### Material to process
◇ ◇ ◇ ◇
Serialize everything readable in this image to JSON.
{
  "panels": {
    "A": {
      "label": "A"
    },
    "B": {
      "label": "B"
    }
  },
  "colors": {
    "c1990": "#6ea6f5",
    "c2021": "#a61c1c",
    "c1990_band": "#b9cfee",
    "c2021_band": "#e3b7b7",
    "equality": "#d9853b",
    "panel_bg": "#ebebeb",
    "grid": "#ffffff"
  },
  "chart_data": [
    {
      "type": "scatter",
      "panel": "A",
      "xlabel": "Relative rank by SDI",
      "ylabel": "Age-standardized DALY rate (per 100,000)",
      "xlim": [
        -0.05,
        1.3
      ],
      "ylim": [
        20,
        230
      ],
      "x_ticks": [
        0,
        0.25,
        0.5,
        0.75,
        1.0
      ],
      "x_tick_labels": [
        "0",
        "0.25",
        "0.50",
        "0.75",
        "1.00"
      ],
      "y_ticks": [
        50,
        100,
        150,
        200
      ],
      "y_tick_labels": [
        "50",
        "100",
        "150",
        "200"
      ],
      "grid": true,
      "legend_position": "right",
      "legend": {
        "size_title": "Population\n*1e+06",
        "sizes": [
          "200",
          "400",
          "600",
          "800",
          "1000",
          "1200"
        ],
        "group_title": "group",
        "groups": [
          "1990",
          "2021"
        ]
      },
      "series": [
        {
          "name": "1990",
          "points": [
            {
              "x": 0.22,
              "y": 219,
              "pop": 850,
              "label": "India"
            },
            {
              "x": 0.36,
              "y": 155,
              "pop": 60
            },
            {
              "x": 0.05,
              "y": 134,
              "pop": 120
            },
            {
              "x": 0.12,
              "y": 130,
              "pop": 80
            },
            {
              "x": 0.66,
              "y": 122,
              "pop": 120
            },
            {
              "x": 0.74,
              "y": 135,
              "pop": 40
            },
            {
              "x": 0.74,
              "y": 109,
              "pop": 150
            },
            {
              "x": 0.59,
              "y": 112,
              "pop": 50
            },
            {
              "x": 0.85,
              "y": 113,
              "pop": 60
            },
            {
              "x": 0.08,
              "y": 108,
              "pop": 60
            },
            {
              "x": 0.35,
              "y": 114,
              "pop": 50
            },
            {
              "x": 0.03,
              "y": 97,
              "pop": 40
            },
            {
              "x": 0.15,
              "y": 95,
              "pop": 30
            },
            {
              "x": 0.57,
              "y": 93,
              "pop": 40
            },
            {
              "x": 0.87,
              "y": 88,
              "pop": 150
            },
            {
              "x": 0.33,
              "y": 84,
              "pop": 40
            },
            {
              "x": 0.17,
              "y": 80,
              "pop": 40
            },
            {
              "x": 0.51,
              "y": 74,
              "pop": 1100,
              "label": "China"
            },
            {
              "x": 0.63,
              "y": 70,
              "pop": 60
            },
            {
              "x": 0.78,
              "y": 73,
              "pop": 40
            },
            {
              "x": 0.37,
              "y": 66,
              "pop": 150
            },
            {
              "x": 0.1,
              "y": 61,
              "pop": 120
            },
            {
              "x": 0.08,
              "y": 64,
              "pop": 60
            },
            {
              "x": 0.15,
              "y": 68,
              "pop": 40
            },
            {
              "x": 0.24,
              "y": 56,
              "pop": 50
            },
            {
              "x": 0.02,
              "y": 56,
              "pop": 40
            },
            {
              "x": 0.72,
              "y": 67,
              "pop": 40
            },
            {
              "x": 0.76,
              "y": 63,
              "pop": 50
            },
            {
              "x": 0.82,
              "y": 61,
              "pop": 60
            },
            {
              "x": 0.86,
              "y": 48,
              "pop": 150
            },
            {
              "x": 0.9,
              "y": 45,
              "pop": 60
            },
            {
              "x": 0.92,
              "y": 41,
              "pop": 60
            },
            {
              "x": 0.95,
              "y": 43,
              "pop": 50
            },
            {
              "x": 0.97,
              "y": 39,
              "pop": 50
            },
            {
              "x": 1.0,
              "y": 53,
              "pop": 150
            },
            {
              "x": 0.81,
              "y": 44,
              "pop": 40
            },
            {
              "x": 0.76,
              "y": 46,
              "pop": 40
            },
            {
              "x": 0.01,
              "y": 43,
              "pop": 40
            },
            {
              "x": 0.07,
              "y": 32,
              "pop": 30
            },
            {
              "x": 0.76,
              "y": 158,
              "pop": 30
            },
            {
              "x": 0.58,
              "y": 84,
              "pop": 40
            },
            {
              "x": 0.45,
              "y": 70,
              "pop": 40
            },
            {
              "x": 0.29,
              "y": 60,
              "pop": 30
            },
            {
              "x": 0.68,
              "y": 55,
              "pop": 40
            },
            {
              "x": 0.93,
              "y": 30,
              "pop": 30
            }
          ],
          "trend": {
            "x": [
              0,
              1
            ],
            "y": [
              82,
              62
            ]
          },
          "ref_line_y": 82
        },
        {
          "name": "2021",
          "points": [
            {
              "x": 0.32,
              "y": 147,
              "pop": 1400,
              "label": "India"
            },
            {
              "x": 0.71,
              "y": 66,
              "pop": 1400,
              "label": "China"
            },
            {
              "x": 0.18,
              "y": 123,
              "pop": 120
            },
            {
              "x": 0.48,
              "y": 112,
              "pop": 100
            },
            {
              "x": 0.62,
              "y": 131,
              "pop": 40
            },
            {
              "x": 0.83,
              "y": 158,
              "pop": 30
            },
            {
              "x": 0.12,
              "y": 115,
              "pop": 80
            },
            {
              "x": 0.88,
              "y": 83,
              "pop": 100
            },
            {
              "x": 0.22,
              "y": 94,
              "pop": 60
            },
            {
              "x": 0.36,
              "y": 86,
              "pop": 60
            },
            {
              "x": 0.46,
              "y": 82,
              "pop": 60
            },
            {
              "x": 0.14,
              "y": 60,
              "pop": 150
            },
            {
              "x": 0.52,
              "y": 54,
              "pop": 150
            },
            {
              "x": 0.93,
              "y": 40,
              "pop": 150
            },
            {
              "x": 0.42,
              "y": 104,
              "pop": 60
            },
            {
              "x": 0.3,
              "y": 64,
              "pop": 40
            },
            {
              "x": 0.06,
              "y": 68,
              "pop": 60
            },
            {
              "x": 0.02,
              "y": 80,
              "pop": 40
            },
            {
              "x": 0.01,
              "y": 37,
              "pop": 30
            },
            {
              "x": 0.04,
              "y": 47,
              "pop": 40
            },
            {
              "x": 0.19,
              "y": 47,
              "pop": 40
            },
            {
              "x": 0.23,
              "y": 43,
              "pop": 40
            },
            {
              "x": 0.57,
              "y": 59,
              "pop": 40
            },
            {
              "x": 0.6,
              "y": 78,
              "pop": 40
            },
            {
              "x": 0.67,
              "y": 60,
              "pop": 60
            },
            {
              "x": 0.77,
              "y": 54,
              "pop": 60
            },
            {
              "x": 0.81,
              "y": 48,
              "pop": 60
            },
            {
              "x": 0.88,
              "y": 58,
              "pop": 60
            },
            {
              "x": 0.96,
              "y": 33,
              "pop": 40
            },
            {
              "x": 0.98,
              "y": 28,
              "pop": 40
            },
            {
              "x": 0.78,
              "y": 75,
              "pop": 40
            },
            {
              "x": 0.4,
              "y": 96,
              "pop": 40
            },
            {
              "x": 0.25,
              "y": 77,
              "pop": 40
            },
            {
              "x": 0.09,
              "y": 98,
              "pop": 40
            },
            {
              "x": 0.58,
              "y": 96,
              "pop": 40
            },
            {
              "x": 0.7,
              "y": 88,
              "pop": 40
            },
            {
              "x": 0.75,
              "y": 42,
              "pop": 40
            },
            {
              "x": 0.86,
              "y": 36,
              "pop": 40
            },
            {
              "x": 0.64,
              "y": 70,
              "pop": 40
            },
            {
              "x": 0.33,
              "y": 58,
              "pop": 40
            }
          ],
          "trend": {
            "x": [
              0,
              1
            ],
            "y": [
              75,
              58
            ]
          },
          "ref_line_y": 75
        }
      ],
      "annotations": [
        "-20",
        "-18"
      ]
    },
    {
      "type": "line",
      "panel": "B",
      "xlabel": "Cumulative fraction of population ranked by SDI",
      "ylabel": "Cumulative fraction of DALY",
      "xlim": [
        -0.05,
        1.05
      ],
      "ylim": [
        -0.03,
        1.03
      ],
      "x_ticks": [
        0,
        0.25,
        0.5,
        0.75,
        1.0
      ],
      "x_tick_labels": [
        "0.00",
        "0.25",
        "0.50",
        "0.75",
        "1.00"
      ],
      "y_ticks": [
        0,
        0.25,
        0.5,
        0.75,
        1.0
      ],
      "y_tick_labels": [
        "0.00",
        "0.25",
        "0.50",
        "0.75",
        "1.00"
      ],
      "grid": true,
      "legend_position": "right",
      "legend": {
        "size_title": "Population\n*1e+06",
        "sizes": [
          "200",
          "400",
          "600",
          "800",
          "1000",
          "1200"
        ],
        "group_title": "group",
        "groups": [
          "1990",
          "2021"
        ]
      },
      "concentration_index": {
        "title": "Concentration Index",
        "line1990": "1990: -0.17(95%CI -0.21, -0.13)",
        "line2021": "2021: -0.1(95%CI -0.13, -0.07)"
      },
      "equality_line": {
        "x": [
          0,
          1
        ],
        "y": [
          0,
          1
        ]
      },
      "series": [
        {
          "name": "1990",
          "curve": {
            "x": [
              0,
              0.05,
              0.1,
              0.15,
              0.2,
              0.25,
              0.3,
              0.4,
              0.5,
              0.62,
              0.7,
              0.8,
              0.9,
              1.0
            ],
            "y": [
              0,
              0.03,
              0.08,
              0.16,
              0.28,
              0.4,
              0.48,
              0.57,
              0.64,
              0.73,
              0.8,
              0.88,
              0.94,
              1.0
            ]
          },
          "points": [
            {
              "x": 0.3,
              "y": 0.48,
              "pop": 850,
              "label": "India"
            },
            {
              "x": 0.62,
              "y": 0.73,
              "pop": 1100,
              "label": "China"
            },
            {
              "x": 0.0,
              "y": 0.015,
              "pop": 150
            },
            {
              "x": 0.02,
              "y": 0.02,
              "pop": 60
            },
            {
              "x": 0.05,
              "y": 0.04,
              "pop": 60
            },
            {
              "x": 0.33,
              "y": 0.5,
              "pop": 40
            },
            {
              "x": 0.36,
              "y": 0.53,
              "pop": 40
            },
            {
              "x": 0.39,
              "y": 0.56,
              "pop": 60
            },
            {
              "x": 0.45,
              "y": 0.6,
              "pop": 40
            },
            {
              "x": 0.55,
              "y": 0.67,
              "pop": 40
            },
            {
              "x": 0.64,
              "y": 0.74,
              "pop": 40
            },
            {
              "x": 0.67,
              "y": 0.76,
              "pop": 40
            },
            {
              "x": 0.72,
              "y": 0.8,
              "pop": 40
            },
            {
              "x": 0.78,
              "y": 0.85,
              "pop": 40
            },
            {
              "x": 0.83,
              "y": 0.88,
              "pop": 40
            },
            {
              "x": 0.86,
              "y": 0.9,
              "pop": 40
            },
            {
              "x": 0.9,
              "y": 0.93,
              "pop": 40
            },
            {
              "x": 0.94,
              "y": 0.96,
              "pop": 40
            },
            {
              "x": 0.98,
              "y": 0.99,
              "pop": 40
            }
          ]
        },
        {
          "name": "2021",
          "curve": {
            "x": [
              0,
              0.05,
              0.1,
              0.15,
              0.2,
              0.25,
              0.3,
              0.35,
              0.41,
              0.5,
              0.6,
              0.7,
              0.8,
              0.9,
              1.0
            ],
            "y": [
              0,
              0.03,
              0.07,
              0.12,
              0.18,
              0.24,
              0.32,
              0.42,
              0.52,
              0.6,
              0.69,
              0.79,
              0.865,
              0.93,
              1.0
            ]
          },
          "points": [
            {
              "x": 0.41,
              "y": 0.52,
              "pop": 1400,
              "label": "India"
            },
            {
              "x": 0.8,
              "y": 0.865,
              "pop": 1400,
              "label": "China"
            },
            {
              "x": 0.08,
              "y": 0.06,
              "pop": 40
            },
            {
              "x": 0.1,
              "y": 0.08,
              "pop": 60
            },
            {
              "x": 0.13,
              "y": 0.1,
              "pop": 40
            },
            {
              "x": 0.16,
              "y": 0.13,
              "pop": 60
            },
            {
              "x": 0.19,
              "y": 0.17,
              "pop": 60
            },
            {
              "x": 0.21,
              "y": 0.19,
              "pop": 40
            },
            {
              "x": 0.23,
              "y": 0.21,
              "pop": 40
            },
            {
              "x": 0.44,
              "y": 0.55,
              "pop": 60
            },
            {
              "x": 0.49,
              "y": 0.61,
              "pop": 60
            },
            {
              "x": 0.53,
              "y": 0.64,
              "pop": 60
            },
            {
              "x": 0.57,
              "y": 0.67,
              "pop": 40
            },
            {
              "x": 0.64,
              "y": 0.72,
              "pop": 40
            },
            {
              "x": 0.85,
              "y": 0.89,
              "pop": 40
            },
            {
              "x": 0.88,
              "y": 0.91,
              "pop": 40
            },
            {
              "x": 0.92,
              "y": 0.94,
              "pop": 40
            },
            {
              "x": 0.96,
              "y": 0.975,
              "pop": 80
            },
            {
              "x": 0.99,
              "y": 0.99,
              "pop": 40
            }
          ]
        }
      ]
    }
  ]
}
◇ ◇ ◇ ◇
### Your goal
Looking back at the lines above, state how many contain the word "xlabel", and supply nothing besides the number.

### Response for this exercise
2